━━━━━ Supplied data ━━━━━

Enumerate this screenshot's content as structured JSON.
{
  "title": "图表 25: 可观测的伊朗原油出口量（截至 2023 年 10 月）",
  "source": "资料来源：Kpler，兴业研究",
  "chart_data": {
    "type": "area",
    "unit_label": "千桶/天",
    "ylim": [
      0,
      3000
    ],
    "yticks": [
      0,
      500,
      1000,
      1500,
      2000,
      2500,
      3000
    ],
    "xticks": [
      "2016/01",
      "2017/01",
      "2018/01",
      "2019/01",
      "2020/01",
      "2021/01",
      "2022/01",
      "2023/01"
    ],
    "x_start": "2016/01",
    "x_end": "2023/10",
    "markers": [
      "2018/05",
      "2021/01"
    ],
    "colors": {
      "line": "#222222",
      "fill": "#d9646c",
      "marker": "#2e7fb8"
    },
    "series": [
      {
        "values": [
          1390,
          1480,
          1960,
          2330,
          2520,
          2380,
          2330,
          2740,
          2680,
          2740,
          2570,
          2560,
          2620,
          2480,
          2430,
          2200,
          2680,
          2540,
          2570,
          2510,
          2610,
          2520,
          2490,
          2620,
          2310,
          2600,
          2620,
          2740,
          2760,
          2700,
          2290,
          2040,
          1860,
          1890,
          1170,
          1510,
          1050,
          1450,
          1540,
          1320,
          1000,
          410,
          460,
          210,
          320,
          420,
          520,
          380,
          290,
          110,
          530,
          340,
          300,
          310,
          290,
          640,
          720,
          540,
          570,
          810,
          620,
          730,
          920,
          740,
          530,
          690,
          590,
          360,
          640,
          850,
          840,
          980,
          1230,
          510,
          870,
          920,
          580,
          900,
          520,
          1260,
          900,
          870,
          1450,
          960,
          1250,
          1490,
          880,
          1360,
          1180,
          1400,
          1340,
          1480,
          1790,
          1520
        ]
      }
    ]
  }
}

━━━━━

Take the entries above and transcribe them in full.

Right answer:
Enumerate this screenshot's content as structured JSON.
{
  "title": "图表 25: 可观测的伊朗原油出口量（截至 2023 年 10 月）",
  "source": "资料来源：Kpler，兴业研究",
  "chart_data": {
    "type": "area",
    "unit_label": "千桶/天",
    "ylim": [
      0,
      3000
    ],
    "yticks": [
      0,
      500,
      1000,
      1500,
      2000,
      2500,
      3000
    ],
    "xticks": [
      "2016/01",
      "2017/01",
      "2018/01",
      "2019/01",
      "2020/01",
      "2021/01",
      "2022/01",
      "2023/01"
    ],
    "x_start": "2016/01",
    "x_end": "2023/10",
    "markers": [
      "2018/05",
      "2021/01"
    ],
    "colors": {
      "line": "#222222",
      "fill": "#d9646c",
      "marker": "#2e7fb8"
    },
    "series": [
      {
        "values": [
          1390,
          1480,
          1960,
          2330,
          2520,
          2380,
          2330,
          2740,
          2680,
          2740,
          2570,
          2560,
          2620,
          2480,
          2430,
          2200,
          2680,
          2540,
          2570,
          2510,
          2610,
          2520,
          2490,
          2620,
          2310,
          2600,
          2620,
          2740,
          2760,
          2700,
          2290,
          2040,
          1860,
          1890,
          1170,
          1510,
          1050,
          1450,
          1540,
          1320,
          1000,
          410,
          460,
          210,
          320,
          420,
          520,
          380,
          290,
          110,
          530,
          340,
          300,
          310,
          290,
          640,
          720,
          540,
          570,
          810,
          620,
          730,
          920,
          740,
          530,
          690,
          590,
          360,
          640,
          850,
          840,
          980,
          1230,
          510,
          870,
          920,
          580,
          900,
          520,
          1260,
          900,
          870,
          1450,
          960,
          1250,
          1490,
          880,
          1360,
          1180,
          1400,
          1340,
          1480,
          1790,
          1520
        ]
      }
    ]
  }
}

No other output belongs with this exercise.